* begin STORED ROWS *

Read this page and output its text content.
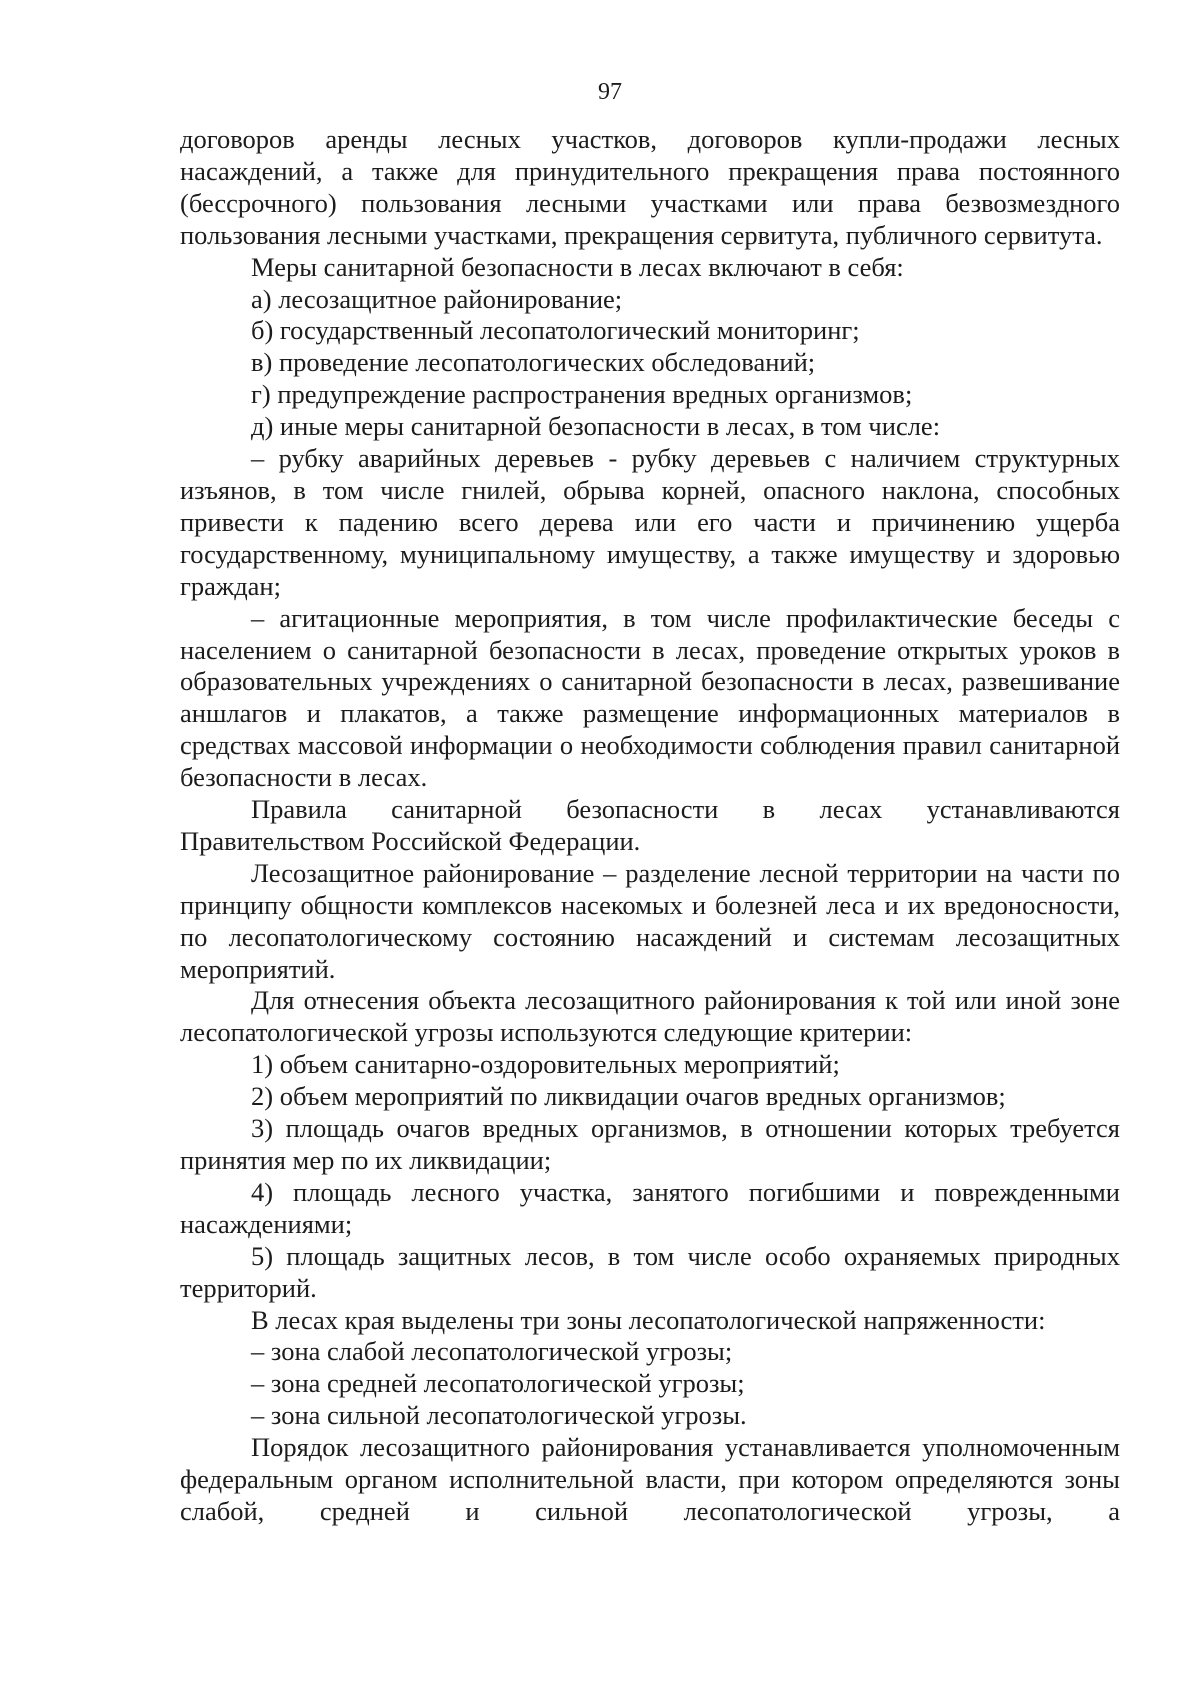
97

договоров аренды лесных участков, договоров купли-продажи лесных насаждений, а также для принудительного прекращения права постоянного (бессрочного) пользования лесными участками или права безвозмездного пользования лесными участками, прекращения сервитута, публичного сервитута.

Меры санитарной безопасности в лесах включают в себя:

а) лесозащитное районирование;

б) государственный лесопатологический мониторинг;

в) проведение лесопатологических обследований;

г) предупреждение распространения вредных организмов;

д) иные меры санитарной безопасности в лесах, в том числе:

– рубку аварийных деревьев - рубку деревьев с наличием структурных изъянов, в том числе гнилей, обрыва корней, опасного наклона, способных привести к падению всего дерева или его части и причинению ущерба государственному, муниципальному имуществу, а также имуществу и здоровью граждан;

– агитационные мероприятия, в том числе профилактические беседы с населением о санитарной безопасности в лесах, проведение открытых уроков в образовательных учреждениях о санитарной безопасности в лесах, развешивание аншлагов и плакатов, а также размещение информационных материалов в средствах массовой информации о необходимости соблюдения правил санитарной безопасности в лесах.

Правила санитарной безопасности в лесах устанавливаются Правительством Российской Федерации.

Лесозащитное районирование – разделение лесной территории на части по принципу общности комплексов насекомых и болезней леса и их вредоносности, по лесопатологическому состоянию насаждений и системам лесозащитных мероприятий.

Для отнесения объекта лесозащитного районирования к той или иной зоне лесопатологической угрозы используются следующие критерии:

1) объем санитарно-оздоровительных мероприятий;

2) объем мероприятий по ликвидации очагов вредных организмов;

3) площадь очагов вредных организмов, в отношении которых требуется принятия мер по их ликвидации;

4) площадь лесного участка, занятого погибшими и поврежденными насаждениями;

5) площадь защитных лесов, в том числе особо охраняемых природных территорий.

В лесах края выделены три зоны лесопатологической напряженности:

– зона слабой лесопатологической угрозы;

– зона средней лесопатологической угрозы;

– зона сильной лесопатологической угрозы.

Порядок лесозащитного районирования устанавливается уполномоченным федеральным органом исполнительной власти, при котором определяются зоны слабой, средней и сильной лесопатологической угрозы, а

* end STORED ROWS *
* begin STORED ROWS *

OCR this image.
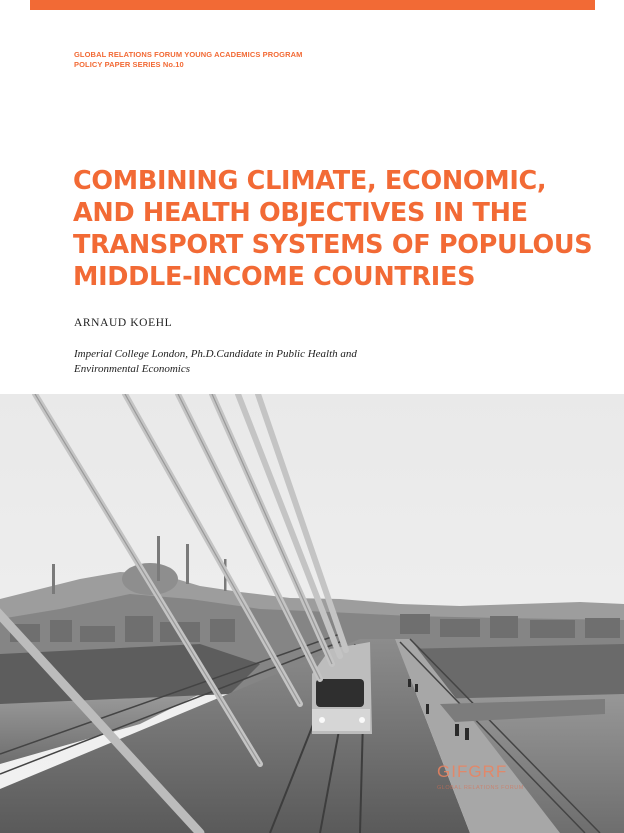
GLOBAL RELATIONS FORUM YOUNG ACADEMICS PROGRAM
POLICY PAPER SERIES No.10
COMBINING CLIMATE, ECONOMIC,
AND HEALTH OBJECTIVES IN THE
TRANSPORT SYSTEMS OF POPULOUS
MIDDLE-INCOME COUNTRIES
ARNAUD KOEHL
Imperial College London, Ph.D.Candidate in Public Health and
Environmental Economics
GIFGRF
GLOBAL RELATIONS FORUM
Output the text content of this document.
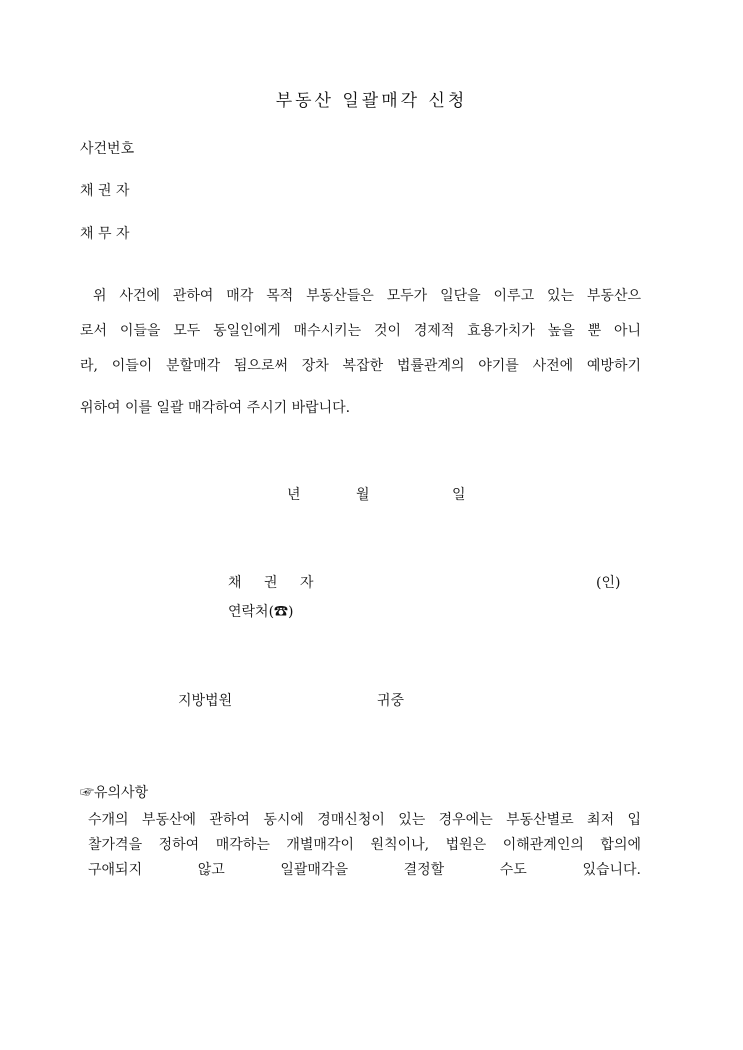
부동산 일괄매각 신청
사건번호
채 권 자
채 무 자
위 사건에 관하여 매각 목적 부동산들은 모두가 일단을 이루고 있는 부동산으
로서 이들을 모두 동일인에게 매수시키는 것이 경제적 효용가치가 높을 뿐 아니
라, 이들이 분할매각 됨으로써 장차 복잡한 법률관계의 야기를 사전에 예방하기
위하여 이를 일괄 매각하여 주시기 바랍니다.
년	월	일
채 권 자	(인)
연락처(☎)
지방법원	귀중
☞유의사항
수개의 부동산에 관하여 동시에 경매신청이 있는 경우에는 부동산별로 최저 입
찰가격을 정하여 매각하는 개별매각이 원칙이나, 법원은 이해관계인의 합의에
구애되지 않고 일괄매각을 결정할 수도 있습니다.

* end STORED ROWS *

Copy, from the material, each line that holds the string "безопасности".

Меры санитарной безопасности в лесах включают в себя:
д) иные меры санитарной безопасности в лесах, в том числе:
– агитационные мероприятия, в том числе профилактические беседы с населением о санитарной безопасности в лесах, проведение открытых уроков в образовательных учреждениях о санитарной безопасности в лесах, развешивание аншлагов и плакатов, а также размещение информационных материалов в средствах массовой информации о необходимости соблюдения правил санитарной безопасности в лесах.
Правила санитарной безопасности в лесах устанавливаются Правительством Российской Федерации.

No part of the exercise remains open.